• Collection entries
** begin **

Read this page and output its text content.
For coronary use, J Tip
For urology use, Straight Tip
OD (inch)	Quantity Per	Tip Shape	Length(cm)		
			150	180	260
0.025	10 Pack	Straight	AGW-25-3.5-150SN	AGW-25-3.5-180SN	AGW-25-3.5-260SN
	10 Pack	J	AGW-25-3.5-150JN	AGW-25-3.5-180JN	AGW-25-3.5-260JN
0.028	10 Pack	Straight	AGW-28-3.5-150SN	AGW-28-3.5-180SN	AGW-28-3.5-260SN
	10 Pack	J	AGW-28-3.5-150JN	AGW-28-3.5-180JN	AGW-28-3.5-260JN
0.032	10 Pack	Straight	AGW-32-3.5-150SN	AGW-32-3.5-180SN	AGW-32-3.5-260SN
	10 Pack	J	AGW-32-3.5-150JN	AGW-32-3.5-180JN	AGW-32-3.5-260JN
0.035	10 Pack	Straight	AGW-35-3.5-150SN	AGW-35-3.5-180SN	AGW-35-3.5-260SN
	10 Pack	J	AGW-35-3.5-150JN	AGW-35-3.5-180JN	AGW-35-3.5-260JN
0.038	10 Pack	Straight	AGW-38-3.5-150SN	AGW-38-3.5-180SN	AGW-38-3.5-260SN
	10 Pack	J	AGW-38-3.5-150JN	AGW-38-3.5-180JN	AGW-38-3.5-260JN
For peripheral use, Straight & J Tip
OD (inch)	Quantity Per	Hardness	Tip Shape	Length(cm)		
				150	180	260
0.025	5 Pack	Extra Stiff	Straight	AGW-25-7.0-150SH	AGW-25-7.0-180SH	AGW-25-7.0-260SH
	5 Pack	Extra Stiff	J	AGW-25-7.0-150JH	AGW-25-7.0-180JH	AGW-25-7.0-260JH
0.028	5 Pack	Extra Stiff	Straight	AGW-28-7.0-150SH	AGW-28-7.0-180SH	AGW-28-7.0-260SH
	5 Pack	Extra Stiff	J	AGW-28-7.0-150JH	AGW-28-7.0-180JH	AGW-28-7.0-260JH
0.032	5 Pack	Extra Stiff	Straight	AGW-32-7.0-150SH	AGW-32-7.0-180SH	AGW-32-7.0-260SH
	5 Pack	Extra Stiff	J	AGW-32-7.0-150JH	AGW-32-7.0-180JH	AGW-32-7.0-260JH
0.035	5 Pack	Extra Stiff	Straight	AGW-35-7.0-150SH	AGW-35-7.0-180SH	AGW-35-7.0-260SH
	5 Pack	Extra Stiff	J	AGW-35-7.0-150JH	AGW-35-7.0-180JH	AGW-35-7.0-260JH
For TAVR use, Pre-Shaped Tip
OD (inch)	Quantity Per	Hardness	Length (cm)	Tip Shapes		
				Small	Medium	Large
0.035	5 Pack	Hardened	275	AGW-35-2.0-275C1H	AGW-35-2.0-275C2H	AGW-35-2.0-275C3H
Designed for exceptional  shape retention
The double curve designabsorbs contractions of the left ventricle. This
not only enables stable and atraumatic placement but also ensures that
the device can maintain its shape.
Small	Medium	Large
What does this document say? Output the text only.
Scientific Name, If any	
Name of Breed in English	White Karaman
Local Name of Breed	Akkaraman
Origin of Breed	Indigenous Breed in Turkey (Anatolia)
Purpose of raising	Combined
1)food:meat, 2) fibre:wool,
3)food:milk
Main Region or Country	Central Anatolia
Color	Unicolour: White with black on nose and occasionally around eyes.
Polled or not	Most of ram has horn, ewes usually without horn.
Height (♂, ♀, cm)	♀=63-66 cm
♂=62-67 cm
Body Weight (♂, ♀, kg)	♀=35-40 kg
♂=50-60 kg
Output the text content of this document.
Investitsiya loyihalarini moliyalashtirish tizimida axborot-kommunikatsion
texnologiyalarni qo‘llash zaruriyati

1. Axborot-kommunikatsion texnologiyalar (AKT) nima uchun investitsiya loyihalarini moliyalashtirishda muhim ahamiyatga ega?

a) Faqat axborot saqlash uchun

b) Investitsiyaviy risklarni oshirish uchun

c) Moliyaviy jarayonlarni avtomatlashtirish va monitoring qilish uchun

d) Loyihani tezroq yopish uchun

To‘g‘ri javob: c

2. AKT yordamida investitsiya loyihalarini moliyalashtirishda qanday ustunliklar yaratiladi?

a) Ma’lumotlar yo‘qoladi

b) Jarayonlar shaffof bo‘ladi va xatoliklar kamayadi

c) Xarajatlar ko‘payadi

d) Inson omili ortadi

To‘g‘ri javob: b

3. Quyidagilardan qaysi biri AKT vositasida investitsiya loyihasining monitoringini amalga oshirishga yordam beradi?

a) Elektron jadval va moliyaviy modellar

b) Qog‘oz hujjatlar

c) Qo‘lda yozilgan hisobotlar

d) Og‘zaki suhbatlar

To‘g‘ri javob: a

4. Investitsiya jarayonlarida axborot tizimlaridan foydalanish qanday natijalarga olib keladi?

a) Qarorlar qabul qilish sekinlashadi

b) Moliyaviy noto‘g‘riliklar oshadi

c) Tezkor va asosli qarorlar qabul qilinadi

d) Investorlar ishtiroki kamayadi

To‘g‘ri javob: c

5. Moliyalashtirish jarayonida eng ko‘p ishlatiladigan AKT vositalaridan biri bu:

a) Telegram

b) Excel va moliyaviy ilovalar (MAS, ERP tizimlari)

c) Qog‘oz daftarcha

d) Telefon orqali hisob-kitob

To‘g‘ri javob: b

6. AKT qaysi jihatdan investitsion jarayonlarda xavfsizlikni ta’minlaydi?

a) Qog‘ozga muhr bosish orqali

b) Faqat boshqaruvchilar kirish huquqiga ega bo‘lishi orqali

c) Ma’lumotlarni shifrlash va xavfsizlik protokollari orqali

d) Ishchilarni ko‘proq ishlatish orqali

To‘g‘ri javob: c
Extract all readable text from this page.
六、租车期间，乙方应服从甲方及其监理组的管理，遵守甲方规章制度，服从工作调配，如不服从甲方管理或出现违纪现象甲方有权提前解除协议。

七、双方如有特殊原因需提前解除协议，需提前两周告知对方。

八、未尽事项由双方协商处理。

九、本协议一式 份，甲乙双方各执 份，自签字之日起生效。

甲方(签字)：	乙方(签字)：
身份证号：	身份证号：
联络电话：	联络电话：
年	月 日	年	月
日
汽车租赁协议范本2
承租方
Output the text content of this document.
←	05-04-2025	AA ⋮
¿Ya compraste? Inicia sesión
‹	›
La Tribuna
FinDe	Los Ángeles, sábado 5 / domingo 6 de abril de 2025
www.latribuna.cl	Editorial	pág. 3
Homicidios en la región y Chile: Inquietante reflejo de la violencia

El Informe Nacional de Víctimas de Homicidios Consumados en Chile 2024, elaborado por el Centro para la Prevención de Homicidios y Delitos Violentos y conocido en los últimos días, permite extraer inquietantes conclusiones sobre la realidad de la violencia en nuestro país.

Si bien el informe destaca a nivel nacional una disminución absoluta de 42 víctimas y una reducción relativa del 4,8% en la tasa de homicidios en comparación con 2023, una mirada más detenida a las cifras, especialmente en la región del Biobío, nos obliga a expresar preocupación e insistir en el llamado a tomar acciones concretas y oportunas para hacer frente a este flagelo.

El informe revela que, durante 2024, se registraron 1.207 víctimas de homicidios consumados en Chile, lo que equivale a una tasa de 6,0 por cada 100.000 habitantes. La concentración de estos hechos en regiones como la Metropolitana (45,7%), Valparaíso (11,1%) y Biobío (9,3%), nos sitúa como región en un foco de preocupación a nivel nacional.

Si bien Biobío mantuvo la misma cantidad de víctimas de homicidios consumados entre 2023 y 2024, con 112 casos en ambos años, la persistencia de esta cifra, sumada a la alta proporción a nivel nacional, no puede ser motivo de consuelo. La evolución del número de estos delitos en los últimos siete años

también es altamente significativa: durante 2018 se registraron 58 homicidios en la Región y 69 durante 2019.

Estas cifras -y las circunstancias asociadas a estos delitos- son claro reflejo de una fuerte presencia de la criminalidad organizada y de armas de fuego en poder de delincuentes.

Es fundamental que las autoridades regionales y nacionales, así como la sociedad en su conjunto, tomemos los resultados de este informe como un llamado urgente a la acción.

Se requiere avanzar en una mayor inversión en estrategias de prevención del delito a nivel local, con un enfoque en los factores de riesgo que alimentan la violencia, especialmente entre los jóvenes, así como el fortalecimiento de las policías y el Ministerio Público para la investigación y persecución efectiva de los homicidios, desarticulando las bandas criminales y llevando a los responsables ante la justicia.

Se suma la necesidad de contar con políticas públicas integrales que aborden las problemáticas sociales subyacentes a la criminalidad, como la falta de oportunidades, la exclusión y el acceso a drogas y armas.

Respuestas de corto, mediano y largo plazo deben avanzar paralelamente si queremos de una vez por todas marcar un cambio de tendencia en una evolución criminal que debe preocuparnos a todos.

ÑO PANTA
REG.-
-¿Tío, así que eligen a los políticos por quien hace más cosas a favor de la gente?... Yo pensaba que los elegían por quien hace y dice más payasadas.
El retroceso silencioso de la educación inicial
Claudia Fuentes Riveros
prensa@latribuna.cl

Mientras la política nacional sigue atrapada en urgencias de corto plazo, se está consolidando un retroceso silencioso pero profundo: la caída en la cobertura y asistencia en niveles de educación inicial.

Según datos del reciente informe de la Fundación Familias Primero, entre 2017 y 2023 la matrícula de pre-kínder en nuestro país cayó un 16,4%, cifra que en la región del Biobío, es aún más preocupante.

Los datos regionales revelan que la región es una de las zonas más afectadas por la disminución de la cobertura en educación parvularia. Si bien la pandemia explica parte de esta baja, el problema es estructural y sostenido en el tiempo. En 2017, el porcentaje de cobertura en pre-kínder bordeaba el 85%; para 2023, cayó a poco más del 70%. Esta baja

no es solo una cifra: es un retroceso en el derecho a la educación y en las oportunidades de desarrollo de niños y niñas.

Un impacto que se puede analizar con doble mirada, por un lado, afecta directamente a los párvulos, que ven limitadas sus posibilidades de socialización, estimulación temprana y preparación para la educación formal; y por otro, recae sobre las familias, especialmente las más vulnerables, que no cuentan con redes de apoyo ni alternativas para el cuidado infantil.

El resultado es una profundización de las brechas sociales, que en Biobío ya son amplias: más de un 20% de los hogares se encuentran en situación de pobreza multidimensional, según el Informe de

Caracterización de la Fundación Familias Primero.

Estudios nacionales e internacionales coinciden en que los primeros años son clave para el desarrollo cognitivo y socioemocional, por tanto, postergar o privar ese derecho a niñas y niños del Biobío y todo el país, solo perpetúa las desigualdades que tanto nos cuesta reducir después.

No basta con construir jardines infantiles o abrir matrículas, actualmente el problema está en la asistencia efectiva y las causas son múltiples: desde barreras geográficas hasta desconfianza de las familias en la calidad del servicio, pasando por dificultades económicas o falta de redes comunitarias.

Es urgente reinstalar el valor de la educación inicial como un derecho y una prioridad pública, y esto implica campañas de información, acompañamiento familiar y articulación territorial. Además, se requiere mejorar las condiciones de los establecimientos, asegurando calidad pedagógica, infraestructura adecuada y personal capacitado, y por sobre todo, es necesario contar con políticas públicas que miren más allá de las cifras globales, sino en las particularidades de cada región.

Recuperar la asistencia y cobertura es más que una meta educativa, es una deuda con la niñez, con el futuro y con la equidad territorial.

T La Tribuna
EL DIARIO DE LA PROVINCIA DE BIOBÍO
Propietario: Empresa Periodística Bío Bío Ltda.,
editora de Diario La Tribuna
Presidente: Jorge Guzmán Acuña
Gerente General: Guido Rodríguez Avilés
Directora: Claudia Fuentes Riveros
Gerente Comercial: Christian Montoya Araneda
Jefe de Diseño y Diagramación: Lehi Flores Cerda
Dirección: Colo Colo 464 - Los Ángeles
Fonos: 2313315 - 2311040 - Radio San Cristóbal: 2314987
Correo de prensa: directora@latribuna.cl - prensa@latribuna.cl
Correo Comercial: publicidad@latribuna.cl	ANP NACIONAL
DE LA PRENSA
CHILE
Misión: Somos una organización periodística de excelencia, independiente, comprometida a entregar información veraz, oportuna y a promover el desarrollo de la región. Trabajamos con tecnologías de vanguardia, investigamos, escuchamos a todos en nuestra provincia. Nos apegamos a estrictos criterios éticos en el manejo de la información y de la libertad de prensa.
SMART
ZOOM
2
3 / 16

** end **

• What this task involves
Select the lines in this material that hold the word "Name", leaving none out.

• Exercise output
Scientific Name, If any	
Name of Breed in English	White Karaman
Local Name of Breed	Akkaraman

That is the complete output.